◆ WHAT THE EXERCISE ASKS ◆
Copy every record below exactly as written, but leave out the pictures.

◆ PROVIDED ENTRIES ◆
════════
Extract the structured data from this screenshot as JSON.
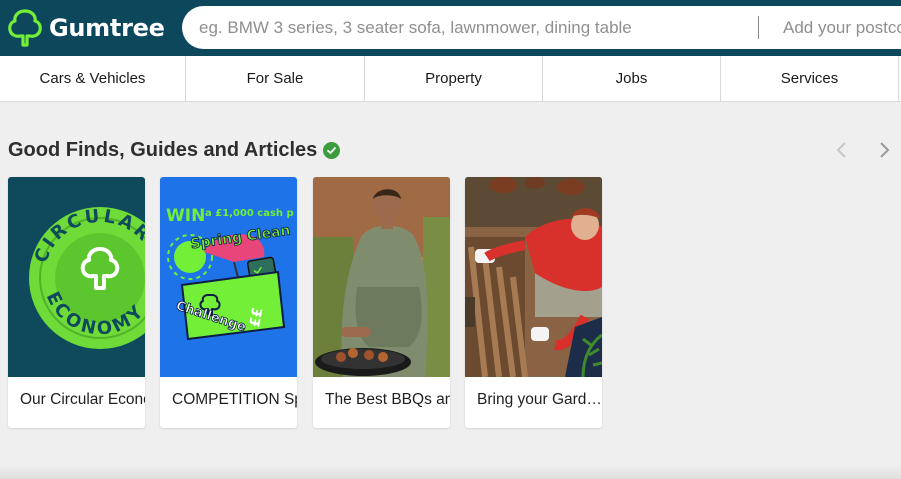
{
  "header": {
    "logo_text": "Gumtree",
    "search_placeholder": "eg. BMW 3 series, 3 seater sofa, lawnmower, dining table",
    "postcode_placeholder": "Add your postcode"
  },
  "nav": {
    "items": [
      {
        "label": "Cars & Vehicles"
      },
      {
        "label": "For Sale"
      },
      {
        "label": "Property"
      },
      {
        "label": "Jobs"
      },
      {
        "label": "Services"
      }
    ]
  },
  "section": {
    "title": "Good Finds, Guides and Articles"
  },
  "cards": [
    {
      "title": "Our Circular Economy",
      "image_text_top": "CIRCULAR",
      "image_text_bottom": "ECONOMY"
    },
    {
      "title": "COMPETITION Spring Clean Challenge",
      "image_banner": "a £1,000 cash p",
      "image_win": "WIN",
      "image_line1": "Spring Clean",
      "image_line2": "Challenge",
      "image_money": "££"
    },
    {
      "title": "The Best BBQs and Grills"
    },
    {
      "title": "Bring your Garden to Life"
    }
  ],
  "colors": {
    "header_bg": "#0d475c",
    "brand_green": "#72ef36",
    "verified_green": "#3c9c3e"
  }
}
════════
◆ WRITTEN SOLUTION ◆
Extract the structured data from this screenshot as JSON.
{
  "header": {
    "logo_text": "Gumtree",
    "search_placeholder": "eg. BMW 3 series, 3 seater sofa, lawnmower, dining table",
    "postcode_placeholder": "Add your postcode"
  },
  "nav": {
    "items": [
      {
        "label": "Cars & Vehicles"
      },
      {
        "label": "For Sale"
      },
      {
        "label": "Property"
      },
      {
        "label": "Jobs"
      },
      {
        "label": "Services"
      }
    ]
  },
  "section": {
    "title": "Good Finds, Guides and Articles"
  },
  "cards": [
    {
      "title": "Our Circular Economy",
      "image_text_top": "CIRCULAR",
      "image_text_bottom": "ECONOMY"
    },
    {
      "title": "COMPETITION Spring Clean Challenge",
      "image_banner": "a £1,000 cash p",
      "image_win": "WIN",
      "image_line1": "Spring Clean",
      "image_line2": "Challenge",
      "image_money": "££"
    },
    {
      "title": "The Best BBQs and Grills"
    },
    {
      "title": "Bring your Garden to Life"
    }
  ],
  "colors": {
    "header_bg": "#0d475c",
    "brand_green": "#72ef36",
    "verified_green": "#3c9c3e"
  }
}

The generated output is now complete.